■ What to work on ■
Check each line of the listing for the string "image", count the lines that have it, and answer with that number only.
════
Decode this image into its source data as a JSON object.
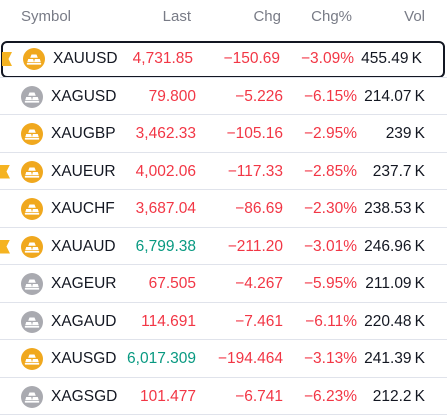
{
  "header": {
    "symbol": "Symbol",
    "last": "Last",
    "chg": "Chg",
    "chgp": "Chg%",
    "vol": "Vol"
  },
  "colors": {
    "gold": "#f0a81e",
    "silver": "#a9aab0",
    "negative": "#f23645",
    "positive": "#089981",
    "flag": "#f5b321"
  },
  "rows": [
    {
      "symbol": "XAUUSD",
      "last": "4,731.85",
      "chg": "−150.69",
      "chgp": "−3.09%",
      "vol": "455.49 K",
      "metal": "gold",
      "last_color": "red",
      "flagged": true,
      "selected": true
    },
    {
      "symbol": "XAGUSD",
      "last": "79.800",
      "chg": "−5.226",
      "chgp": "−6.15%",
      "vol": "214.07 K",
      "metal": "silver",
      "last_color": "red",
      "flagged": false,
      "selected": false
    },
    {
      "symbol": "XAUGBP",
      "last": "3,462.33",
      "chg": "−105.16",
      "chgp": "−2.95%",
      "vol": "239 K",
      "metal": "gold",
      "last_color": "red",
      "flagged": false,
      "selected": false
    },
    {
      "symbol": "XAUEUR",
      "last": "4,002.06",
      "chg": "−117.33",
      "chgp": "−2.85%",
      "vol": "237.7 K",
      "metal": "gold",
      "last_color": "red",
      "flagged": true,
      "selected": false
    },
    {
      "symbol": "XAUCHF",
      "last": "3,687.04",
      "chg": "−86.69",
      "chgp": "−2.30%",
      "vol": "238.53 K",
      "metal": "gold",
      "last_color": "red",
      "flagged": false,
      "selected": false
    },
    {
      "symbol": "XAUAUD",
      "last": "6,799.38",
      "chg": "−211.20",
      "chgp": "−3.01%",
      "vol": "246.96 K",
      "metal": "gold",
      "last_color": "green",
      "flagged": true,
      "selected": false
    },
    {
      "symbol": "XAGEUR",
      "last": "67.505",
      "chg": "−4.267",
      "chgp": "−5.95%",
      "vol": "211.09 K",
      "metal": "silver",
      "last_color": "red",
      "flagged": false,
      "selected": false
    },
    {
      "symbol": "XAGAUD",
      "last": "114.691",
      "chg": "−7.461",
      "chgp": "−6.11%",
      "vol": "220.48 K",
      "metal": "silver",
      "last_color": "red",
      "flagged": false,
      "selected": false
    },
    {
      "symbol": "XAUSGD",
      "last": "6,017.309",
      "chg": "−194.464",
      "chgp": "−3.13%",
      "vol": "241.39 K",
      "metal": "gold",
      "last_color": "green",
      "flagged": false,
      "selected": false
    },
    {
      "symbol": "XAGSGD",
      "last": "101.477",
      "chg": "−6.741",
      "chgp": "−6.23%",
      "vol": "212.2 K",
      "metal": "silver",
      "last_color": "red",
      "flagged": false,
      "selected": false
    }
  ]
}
════
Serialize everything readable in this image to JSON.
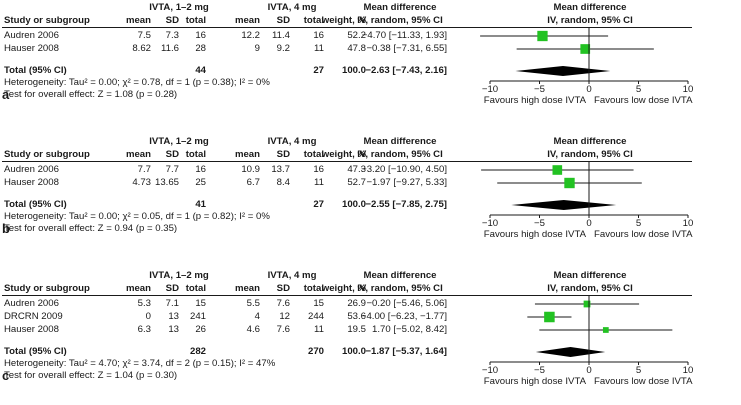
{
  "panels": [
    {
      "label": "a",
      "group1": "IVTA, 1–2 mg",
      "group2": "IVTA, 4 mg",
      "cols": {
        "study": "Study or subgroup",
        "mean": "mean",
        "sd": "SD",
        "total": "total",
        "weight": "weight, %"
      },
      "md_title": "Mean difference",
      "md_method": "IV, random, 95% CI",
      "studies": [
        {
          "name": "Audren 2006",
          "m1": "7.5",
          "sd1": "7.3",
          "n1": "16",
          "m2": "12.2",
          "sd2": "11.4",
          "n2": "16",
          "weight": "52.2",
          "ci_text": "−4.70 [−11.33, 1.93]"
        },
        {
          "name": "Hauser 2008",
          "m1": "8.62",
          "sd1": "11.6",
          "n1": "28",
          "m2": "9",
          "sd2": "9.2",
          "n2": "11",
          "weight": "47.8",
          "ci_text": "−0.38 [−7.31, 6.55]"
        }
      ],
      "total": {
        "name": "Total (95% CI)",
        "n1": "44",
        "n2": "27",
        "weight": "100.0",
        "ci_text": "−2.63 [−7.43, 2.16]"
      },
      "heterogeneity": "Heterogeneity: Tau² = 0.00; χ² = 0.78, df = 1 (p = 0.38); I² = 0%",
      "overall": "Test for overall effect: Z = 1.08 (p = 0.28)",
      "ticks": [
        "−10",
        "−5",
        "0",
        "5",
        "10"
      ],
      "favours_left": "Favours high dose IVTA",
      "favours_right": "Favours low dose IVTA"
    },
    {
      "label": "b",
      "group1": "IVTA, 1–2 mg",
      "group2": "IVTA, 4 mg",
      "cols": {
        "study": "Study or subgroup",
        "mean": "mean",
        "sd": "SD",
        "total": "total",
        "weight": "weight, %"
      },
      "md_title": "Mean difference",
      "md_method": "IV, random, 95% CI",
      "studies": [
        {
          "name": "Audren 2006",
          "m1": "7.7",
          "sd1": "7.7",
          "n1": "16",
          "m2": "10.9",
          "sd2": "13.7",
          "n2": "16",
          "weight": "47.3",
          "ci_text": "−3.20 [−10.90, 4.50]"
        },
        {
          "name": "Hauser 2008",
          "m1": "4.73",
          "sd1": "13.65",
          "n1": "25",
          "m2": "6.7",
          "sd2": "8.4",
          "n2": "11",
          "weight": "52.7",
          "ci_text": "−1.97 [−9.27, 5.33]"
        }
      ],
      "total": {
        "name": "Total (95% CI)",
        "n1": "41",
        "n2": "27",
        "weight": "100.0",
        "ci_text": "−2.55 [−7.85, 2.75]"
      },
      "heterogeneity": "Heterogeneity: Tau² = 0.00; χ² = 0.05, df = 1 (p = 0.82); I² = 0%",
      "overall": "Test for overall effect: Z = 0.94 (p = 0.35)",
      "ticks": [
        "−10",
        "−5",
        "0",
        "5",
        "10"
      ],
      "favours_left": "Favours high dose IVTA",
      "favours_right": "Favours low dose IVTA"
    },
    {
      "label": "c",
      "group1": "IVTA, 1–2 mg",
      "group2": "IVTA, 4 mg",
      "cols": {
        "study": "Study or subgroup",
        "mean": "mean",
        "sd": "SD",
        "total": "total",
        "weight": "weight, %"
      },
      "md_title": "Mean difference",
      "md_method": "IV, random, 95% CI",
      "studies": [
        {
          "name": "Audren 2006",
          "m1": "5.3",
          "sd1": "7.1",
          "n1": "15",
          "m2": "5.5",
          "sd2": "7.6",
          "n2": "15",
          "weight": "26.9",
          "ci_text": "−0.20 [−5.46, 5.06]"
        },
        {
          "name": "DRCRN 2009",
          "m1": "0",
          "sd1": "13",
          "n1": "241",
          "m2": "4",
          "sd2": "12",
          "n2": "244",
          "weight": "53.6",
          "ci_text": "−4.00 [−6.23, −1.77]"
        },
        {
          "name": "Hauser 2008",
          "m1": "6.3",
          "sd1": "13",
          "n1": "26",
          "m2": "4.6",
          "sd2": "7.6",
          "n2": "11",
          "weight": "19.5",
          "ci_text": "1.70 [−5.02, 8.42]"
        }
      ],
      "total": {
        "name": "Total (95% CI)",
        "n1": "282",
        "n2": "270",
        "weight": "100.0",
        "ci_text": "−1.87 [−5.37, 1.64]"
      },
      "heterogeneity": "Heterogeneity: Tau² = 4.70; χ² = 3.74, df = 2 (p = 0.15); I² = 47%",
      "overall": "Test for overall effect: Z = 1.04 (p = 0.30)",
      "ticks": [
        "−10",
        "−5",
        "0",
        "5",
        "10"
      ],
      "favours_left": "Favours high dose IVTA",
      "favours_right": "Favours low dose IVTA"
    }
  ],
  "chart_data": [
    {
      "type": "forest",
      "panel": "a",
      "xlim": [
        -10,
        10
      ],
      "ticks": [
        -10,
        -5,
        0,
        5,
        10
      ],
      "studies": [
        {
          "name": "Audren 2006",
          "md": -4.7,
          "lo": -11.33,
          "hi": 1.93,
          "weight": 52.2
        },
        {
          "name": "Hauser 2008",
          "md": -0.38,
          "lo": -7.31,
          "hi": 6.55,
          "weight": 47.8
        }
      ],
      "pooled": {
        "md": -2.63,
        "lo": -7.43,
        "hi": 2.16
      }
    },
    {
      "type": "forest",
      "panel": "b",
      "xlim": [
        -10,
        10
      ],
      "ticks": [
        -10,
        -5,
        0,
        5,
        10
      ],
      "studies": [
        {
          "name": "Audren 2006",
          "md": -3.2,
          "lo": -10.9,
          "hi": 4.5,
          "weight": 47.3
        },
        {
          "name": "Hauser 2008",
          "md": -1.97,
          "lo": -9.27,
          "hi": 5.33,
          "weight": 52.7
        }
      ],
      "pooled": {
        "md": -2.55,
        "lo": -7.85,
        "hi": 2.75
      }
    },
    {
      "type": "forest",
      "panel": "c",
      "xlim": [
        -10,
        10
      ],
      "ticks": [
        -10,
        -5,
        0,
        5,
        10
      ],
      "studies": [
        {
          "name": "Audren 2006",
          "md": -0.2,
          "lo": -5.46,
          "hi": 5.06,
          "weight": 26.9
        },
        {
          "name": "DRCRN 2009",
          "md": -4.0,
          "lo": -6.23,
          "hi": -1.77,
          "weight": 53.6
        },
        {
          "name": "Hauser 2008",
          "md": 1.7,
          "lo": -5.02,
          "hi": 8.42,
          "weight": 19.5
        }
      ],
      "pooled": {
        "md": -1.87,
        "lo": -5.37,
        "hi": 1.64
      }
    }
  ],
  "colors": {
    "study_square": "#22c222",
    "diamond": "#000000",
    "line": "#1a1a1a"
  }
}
════
■ Result of the task ■
2